◆ READING PASSAGE ◆

╔══

Materials and Methods

We developed a high-throughput workflow enabling drug screening on spheroids. Our approach involved cultivating 2D and 3D cultures derived from normal melanocytes and metastatic melanoma cells, treating them with dabrafenib and conducting viability, aggregation, migration, cell cycle, and apoptosis assays.

Results

Dabrafenib exerted multifaceted influences, particularly on migration at concentrations of 10 and 25 μM. It induced a decrease in cell viability, impeded cellular adhesion to the matrix, inhibited cellular aggregation and spheroid formation, arrested the cell cycle in the G₁ phase, and induced apoptosis.

Conclusion

These results confirm the therapeutic potential of dabrafenib in treating melanoma with the BRAF V600E mutation and that 3D models are validated models to study the potential of new molecules for therapeutic purposes. Furthermore, our study underscores the relevance of 3D models in simulating physiological in vivo microenvironments, providing insights into varied treatment responses between normal and tumor cells.

Metastatic cutaneous melanoma skin cancer derived from an uncontrollable melanocyte proliferation located in the deep layer of the epidermis, with additional invasive and metastatic features, represents an important part of an invasive malignant melanoma (1,2). Invasive and metastatic cutaneous melanoma constitute the third most common type of skin cancer compared with non-melanoma skin cancer, such as squamous cell carcinoma and basal cell carcinoma (3). According to GLOBOCAN projections, it is estimated that by 2025, around 367,000 new cases of cutaneous melanoma will be diagnosed. The number of these new cases is estimated to increase by more than 50% by 2040, with 68% of expected deaths increasing from 57,000 to 96,000 in 2040 according to data produced by the International Agency for Research on Cancer (IARC) (4). Despite this, the five-year survival rate for metastatic cutaneous melanoma skin cancer remains at 15 to 20% (5).

Standard therapies for advanced melanoma include immunotherapies targeting PD-L1 and/or PD-1 antibodies, either alone or in combination with anti-CTLA as well as BRAF or Ras-Raf-MEK-ERK pathway inhibitors (6,7). In the context of personalized medicine for metastatic cutaneous melanoma, tumors are classified based on clinical, histological, site-based, and molecular biology subtypes, which include superficial spreading melanoma (SSM), nodular melanoma (NM), acral lentiginous melanoma (ALM) and lentigo malignant melanoma (LMM). Additionally, genetic subtypes and clinical/histopathological classifications are considered (8). According to the WHO classification, melanoma is categorized by frequency as follows: SSM (41-60% of cases), NM (16-20% of cases), ALM (5-10% of cases), and LMM (2-16% of cases) (9-11). Alternatively, genetic classifications using databases like The Skin Cutaneous Melanoma catalogue reveal prevalent mutations in the BRAF gene’s kinase domain (45-70% of cases), followed by NRAS (15-30% of cases) and KIT gene mutations (5-15% of cases) (12-14).

╚══

◆ REQUIREMENT 1 ◆
Reproduce the passage on dabrafenib and melanoma word for word, between "Dabrafenib exerted multifaceted" and "and tumor cells.", inclusive.
◆ REQUIREMENT 2 ◆
Continue the passage on dabrafenib and melanoma, starting after its last sentence.

◆ MATERIAL SHOWN ◆

╔══

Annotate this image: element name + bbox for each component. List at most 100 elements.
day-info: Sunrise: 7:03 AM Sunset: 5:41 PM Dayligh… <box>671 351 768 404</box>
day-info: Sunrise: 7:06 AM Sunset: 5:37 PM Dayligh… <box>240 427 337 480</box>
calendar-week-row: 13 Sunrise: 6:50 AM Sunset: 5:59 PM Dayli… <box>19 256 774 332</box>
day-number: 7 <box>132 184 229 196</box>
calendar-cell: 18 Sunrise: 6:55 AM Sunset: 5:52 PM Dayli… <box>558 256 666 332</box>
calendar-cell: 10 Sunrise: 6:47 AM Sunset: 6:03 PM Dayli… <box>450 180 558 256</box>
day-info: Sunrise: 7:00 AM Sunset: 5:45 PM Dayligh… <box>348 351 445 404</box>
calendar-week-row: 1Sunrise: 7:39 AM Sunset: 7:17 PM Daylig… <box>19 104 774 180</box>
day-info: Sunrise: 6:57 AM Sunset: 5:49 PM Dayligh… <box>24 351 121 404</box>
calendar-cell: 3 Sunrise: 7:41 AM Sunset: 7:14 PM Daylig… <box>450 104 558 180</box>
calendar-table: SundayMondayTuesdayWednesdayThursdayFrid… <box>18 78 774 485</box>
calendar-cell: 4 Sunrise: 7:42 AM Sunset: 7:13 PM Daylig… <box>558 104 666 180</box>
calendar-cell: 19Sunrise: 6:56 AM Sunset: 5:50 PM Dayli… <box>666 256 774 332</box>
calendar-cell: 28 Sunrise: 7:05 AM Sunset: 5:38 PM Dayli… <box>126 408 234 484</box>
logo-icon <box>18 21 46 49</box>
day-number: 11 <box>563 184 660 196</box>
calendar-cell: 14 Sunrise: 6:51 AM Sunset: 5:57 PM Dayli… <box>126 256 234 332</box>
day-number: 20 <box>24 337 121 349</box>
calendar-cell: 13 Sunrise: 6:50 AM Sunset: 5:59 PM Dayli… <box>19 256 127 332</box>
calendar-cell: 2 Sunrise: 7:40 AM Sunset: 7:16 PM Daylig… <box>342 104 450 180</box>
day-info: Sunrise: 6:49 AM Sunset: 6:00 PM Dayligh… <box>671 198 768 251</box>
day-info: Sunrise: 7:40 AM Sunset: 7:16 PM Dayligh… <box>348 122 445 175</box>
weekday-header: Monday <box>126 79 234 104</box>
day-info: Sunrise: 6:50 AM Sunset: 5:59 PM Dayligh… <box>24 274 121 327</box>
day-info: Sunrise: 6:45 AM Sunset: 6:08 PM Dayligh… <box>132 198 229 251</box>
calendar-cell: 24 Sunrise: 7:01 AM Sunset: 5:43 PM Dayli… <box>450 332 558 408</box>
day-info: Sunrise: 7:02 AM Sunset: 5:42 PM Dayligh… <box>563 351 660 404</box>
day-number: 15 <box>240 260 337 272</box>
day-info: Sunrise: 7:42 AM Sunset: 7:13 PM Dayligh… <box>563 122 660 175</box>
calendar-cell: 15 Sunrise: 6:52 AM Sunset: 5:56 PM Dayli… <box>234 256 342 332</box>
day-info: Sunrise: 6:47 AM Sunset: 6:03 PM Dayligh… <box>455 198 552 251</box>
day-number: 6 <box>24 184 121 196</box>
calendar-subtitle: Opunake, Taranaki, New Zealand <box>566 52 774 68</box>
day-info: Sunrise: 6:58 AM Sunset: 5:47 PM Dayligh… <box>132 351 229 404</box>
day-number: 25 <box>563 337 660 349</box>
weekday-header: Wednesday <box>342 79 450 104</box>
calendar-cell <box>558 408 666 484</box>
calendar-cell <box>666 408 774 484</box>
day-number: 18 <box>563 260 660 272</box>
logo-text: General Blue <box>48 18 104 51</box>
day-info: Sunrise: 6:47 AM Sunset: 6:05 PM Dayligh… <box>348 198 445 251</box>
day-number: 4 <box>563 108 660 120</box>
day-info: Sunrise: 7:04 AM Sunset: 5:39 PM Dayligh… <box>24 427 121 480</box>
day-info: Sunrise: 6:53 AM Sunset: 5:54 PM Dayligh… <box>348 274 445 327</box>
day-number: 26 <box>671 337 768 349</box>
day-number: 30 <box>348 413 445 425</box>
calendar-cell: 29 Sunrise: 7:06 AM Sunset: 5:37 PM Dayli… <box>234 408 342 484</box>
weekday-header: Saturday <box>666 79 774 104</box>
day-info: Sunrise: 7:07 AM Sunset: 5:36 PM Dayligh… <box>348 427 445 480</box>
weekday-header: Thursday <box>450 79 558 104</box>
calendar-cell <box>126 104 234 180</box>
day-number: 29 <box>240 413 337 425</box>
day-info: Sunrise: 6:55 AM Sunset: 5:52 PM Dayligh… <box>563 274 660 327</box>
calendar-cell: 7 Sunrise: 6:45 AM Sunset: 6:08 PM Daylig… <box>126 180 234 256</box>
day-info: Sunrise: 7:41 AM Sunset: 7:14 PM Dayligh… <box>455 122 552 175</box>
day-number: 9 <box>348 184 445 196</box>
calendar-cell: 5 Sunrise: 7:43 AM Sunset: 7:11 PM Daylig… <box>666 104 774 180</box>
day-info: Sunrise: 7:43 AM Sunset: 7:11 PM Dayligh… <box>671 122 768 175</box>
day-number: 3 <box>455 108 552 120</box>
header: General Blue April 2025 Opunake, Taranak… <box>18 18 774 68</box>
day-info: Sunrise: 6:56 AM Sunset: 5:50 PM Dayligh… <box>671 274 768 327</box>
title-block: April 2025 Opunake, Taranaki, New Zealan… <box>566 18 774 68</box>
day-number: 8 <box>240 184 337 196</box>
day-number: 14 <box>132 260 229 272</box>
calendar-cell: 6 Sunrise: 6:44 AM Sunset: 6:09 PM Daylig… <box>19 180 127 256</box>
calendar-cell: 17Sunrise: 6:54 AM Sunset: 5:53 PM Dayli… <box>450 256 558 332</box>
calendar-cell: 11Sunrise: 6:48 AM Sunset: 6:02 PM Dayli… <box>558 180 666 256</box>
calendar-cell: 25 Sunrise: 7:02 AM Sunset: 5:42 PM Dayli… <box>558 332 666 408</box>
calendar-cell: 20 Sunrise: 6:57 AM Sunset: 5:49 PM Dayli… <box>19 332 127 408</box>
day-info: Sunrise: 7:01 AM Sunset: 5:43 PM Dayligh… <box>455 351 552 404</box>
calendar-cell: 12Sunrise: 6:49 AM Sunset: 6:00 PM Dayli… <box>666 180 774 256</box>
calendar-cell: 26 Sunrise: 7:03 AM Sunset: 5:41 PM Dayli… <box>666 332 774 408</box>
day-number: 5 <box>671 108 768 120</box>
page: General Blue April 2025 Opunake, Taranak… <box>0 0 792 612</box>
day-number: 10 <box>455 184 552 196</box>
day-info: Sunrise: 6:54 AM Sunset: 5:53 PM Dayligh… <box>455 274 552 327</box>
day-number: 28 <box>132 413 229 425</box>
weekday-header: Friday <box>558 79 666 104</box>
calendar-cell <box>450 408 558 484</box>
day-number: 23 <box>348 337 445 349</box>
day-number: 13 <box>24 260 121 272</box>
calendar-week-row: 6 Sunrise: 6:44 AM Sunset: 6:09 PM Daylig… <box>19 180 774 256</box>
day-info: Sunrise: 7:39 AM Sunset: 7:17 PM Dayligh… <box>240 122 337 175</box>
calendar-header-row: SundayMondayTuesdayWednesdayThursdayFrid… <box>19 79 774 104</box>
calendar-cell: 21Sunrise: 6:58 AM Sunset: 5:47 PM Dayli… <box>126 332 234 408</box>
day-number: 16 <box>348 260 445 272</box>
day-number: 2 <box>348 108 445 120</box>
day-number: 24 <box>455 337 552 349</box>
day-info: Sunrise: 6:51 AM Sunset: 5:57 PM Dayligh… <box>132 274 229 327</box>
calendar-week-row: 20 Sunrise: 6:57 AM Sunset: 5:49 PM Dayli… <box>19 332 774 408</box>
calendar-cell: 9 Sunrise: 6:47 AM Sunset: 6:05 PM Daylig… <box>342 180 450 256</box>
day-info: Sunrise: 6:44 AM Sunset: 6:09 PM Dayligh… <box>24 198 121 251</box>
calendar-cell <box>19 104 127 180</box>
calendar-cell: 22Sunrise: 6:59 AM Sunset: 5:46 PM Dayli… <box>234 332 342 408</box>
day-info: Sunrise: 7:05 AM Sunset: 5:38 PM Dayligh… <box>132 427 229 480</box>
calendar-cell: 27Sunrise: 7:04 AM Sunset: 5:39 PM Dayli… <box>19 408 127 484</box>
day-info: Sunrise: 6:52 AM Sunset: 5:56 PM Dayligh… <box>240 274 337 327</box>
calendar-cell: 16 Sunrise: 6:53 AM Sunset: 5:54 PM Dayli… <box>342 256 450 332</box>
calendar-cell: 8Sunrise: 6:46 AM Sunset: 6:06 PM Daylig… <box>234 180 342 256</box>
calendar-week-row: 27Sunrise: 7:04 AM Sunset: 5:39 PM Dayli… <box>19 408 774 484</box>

╚══

◆ WRITTEN REPLY 1 ◆
Dabrafenib exerted multifaceted influences, particularly on migration at concentrations of 10 and 25 μM. It induced a decrease in cell viability, impeded cellular adhesion to the matrix, inhibited cellular aggregation and spheroid formation, arrested the cell cycle in the G₁ phase, and induced apoptosis.

Conclusion

These results confirm the therapeutic potential of dabrafenib in treating melanoma with the BRAF V600E mutation and that 3D models are validated models to study the potential of new molecules for therapeutic purposes. Furthermore, our study underscores the relevance of 3D models in simulating physiological in vivo microenvironments, providing insights into varied treatment responses between normal and tumor cells.

◆ WRITTEN REPLY 2 ◆
Molecular alterations in key genes such as BRAF, can hyperactivate proliferation, survival and carcinogenesis pathways like MAPK and/or Pi3K signaling (15,16). RAF mutation is a pivotal diagnostic marker for cutaneous melanoma and a notable therapeutic target (17-19). Current target therapies, including MEK/MAPK inhibitors (trametinib, cobimetinib, binimetinib) and BRAF inhibitors (vemurafenib, dabrafenib, encorafenib) have significantly improved patient outcomes, shifting from a median of six months with chemotherapy to a five-year overall survival (OS) and recurrence-free survival (RFS) with combination target therapies (20-22).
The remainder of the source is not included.